═══ Record list ═══
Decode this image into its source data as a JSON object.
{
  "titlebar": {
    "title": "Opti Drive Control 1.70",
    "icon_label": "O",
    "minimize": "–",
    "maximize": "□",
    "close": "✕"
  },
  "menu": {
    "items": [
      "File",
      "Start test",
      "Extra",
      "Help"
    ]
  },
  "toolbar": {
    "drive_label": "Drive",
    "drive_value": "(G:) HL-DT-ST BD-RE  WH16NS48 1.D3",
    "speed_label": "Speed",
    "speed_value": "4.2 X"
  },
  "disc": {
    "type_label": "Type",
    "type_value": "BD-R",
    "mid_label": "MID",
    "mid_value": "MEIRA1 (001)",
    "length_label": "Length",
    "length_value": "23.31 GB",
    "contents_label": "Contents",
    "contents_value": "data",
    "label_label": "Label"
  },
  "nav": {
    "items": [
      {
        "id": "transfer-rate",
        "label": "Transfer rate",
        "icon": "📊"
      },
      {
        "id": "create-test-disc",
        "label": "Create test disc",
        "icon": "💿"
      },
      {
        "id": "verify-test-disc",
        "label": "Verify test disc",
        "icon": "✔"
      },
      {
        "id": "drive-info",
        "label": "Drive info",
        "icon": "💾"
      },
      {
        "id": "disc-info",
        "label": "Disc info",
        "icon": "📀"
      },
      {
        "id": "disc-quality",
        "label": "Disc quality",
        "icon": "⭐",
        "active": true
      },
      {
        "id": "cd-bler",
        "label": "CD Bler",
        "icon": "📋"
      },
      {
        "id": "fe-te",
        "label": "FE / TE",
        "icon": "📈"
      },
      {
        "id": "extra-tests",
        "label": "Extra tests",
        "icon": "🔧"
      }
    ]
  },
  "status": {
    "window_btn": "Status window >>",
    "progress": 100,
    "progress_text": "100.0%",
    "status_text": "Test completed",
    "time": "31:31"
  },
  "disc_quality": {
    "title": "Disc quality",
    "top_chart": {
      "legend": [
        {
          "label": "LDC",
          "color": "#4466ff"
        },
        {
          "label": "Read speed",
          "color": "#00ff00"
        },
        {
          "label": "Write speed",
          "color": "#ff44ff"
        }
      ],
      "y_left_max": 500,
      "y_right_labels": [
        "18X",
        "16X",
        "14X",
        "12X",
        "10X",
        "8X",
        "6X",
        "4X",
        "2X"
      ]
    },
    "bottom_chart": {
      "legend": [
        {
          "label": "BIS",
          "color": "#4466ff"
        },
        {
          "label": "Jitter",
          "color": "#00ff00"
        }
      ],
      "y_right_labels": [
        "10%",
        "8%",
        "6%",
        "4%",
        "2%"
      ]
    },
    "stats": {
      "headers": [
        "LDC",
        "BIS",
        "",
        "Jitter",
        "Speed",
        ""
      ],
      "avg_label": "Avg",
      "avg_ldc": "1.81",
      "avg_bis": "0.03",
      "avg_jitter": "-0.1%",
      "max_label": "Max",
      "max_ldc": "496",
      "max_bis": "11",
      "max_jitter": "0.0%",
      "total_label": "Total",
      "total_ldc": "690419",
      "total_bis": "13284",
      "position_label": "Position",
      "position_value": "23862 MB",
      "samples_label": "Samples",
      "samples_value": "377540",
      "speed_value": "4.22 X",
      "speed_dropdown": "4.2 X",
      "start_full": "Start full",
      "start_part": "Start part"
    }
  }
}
═══
Reproduce the listing shown above in its entirety, exactly.

[Problem solution]:
Decode this image into its source data as a JSON object.
{
  "titlebar": {
    "title": "Opti Drive Control 1.70",
    "icon_label": "O",
    "minimize": "–",
    "maximize": "□",
    "close": "✕"
  },
  "menu": {
    "items": [
      "File",
      "Start test",
      "Extra",
      "Help"
    ]
  },
  "toolbar": {
    "drive_label": "Drive",
    "drive_value": "(G:) HL-DT-ST BD-RE  WH16NS48 1.D3",
    "speed_label": "Speed",
    "speed_value": "4.2 X"
  },
  "disc": {
    "type_label": "Type",
    "type_value": "BD-R",
    "mid_label": "MID",
    "mid_value": "MEIRA1 (001)",
    "length_label": "Length",
    "length_value": "23.31 GB",
    "contents_label": "Contents",
    "contents_value": "data",
    "label_label": "Label"
  },
  "nav": {
    "items": [
      {
        "id": "transfer-rate",
        "label": "Transfer rate",
        "icon": "📊"
      },
      {
        "id": "create-test-disc",
        "label": "Create test disc",
        "icon": "💿"
      },
      {
        "id": "verify-test-disc",
        "label": "Verify test disc",
        "icon": "✔"
      },
      {
        "id": "drive-info",
        "label": "Drive info",
        "icon": "💾"
      },
      {
        "id": "disc-info",
        "label": "Disc info",
        "icon": "📀"
      },
      {
        "id": "disc-quality",
        "label": "Disc quality",
        "icon": "⭐",
        "active": true
      },
      {
        "id": "cd-bler",
        "label": "CD Bler",
        "icon": "📋"
      },
      {
        "id": "fe-te",
        "label": "FE / TE",
        "icon": "📈"
      },
      {
        "id": "extra-tests",
        "label": "Extra tests",
        "icon": "🔧"
      }
    ]
  },
  "status": {
    "window_btn": "Status window >>",
    "progress": 100,
    "progress_text": "100.0%",
    "status_text": "Test completed",
    "time": "31:31"
  },
  "disc_quality": {
    "title": "Disc quality",
    "top_chart": {
      "legend": [
        {
          "label": "LDC",
          "color": "#4466ff"
        },
        {
          "label": "Read speed",
          "color": "#00ff00"
        },
        {
          "label": "Write speed",
          "color": "#ff44ff"
        }
      ],
      "y_left_max": 500,
      "y_right_labels": [
        "18X",
        "16X",
        "14X",
        "12X",
        "10X",
        "8X",
        "6X",
        "4X",
        "2X"
      ]
    },
    "bottom_chart": {
      "legend": [
        {
          "label": "BIS",
          "color": "#4466ff"
        },
        {
          "label": "Jitter",
          "color": "#00ff00"
        }
      ],
      "y_right_labels": [
        "10%",
        "8%",
        "6%",
        "4%",
        "2%"
      ]
    },
    "stats": {
      "headers": [
        "LDC",
        "BIS",
        "",
        "Jitter",
        "Speed",
        ""
      ],
      "avg_label": "Avg",
      "avg_ldc": "1.81",
      "avg_bis": "0.03",
      "avg_jitter": "-0.1%",
      "max_label": "Max",
      "max_ldc": "496",
      "max_bis": "11",
      "max_jitter": "0.0%",
      "total_label": "Total",
      "total_ldc": "690419",
      "total_bis": "13284",
      "position_label": "Position",
      "position_value": "23862 MB",
      "samples_label": "Samples",
      "samples_value": "377540",
      "speed_value": "4.22 X",
      "speed_dropdown": "4.2 X",
      "start_full": "Start full",
      "start_part": "Start part"
    }
  }
}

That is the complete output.